All of the records below should be output exactly.

Structured figure records:
>> START

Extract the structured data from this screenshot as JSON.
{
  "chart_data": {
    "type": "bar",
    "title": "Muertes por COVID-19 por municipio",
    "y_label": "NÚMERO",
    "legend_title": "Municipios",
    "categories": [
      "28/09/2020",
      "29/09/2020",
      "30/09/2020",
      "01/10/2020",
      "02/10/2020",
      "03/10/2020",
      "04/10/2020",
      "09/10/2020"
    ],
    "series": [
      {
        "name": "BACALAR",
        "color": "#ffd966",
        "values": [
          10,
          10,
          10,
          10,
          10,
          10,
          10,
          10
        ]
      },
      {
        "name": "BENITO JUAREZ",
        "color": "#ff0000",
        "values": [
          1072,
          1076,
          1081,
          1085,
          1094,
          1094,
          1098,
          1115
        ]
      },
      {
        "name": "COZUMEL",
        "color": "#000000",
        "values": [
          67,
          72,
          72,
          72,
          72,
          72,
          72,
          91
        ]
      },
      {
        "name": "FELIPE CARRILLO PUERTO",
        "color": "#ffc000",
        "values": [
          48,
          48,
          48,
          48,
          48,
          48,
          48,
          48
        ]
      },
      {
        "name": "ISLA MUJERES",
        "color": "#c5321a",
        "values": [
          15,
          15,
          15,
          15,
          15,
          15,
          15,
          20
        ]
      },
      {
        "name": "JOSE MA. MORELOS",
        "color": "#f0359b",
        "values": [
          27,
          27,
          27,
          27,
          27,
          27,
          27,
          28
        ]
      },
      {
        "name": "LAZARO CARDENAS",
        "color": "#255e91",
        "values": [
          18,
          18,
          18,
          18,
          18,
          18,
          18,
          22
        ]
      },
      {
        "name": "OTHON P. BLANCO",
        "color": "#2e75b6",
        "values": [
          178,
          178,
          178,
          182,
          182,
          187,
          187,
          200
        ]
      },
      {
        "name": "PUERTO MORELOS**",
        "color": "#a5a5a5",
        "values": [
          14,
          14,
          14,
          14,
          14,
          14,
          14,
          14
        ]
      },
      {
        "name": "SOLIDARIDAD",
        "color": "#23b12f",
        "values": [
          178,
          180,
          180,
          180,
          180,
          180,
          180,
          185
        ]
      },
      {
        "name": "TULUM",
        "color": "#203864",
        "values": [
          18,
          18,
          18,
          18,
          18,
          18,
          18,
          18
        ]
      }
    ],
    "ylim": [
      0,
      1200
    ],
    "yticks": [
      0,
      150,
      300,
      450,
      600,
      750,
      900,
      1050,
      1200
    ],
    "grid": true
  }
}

>> END

• [Task response]
Extract the structured data from this screenshot as JSON.
{
  "chart_data": {
    "type": "bar",
    "title": "Muertes por COVID-19 por municipio",
    "y_label": "NÚMERO",
    "legend_title": "Municipios",
    "categories": [
      "28/09/2020",
      "29/09/2020",
      "30/09/2020",
      "01/10/2020",
      "02/10/2020",
      "03/10/2020",
      "04/10/2020",
      "09/10/2020"
    ],
    "series": [
      {
        "name": "BACALAR",
        "color": "#ffd966",
        "values": [
          10,
          10,
          10,
          10,
          10,
          10,
          10,
          10
        ]
      },
      {
        "name": "BENITO JUAREZ",
        "color": "#ff0000",
        "values": [
          1072,
          1076,
          1081,
          1085,
          1094,
          1094,
          1098,
          1115
        ]
      },
      {
        "name": "COZUMEL",
        "color": "#000000",
        "values": [
          67,
          72,
          72,
          72,
          72,
          72,
          72,
          91
        ]
      },
      {
        "name": "FELIPE CARRILLO PUERTO",
        "color": "#ffc000",
        "values": [
          48,
          48,
          48,
          48,
          48,
          48,
          48,
          48
        ]
      },
      {
        "name": "ISLA MUJERES",
        "color": "#c5321a",
        "values": [
          15,
          15,
          15,
          15,
          15,
          15,
          15,
          20
        ]
      },
      {
        "name": "JOSE MA. MORELOS",
        "color": "#f0359b",
        "values": [
          27,
          27,
          27,
          27,
          27,
          27,
          27,
          28
        ]
      },
      {
        "name": "LAZARO CARDENAS",
        "color": "#255e91",
        "values": [
          18,
          18,
          18,
          18,
          18,
          18,
          18,
          22
        ]
      },
      {
        "name": "OTHON P. BLANCO",
        "color": "#2e75b6",
        "values": [
          178,
          178,
          178,
          182,
          182,
          187,
          187,
          200
        ]
      },
      {
        "name": "PUERTO MORELOS**",
        "color": "#a5a5a5",
        "values": [
          14,
          14,
          14,
          14,
          14,
          14,
          14,
          14
        ]
      },
      {
        "name": "SOLIDARIDAD",
        "color": "#23b12f",
        "values": [
          178,
          180,
          180,
          180,
          180,
          180,
          180,
          185
        ]
      },
      {
        "name": "TULUM",
        "color": "#203864",
        "values": [
          18,
          18,
          18,
          18,
          18,
          18,
          18,
          18
        ]
      }
    ],
    "ylim": [
      0,
      1200
    ],
    "yticks": [
      0,
      150,
      300,
      450,
      600,
      750,
      900,
      1050,
      1200
    ],
    "grid": true
  }
}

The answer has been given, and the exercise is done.